EXERCISE DESCRIPTION:
Set down every record once more, exactly as given.

[Figure record extracts]

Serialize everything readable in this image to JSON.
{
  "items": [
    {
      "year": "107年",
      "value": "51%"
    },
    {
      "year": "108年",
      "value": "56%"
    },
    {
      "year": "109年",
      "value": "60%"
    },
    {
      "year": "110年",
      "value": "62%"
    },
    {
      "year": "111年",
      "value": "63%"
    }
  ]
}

SOLUTION FOR THIS TASK:
Serialize everything readable in this image to JSON.
{
  "items": [
    {
      "year": "107年",
      "value": "51%"
    },
    {
      "year": "108年",
      "value": "56%"
    },
    {
      "year": "109年",
      "value": "60%"
    },
    {
      "year": "110年",
      "value": "62%"
    },
    {
      "year": "111年",
      "value": "63%"
    }
  ]
}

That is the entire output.